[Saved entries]
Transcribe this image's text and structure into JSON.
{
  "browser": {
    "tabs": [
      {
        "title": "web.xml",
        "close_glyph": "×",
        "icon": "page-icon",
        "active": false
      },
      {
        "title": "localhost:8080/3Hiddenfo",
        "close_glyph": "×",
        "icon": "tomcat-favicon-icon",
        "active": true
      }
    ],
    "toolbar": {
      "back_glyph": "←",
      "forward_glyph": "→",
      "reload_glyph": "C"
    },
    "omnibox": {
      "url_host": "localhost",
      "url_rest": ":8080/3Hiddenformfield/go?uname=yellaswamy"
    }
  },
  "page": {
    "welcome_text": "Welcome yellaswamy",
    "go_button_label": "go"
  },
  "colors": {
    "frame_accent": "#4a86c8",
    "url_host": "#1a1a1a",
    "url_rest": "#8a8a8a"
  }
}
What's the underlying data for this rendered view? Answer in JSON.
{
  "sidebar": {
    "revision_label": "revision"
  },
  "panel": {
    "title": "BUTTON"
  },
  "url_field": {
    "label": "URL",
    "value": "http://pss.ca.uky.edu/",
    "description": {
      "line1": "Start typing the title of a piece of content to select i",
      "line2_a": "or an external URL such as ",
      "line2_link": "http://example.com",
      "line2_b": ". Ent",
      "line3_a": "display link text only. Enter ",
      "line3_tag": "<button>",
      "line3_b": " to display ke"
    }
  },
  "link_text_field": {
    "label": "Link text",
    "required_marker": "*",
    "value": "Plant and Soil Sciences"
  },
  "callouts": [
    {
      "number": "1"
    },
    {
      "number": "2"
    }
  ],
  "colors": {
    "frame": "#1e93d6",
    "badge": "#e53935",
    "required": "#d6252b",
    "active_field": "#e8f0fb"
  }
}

• What is expected
Extract the listing in its entirety and repeat it exactly.

• Worked answer
Transcribe this image's text and structure into JSON.
{
  "browser": {
    "tabs": [
      {
        "title": "web.xml",
        "close_glyph": "×",
        "icon": "page-icon",
        "active": false
      },
      {
        "title": "localhost:8080/3Hiddenfo",
        "close_glyph": "×",
        "icon": "tomcat-favicon-icon",
        "active": true
      }
    ],
    "toolbar": {
      "back_glyph": "←",
      "forward_glyph": "→",
      "reload_glyph": "C"
    },
    "omnibox": {
      "url_host": "localhost",
      "url_rest": ":8080/3Hiddenformfield/go?uname=yellaswamy"
    }
  },
  "page": {
    "welcome_text": "Welcome yellaswamy",
    "go_button_label": "go"
  },
  "colors": {
    "frame_accent": "#4a86c8",
    "url_host": "#1a1a1a",
    "url_rest": "#8a8a8a"
  }
}
What's the underlying data for this rendered view? Answer in JSON.
{
  "sidebar": {
    "revision_label": "revision"
  },
  "panel": {
    "title": "BUTTON"
  },
  "url_field": {
    "label": "URL",
    "value": "http://pss.ca.uky.edu/",
    "description": {
      "line1": "Start typing the title of a piece of content to select i",
      "line2_a": "or an external URL such as ",
      "line2_link": "http://example.com",
      "line2_b": ". Ent",
      "line3_a": "display link text only. Enter ",
      "line3_tag": "<button>",
      "line3_b": " to display ke"
    }
  },
  "link_text_field": {
    "label": "Link text",
    "required_marker": "*",
    "value": "Plant and Soil Sciences"
  },
  "callouts": [
    {
      "number": "1"
    },
    {
      "number": "2"
    }
  ],
  "colors": {
    "frame": "#1e93d6",
    "badge": "#e53935",
    "required": "#d6252b",
    "active_field": "#e8f0fb"
  }
}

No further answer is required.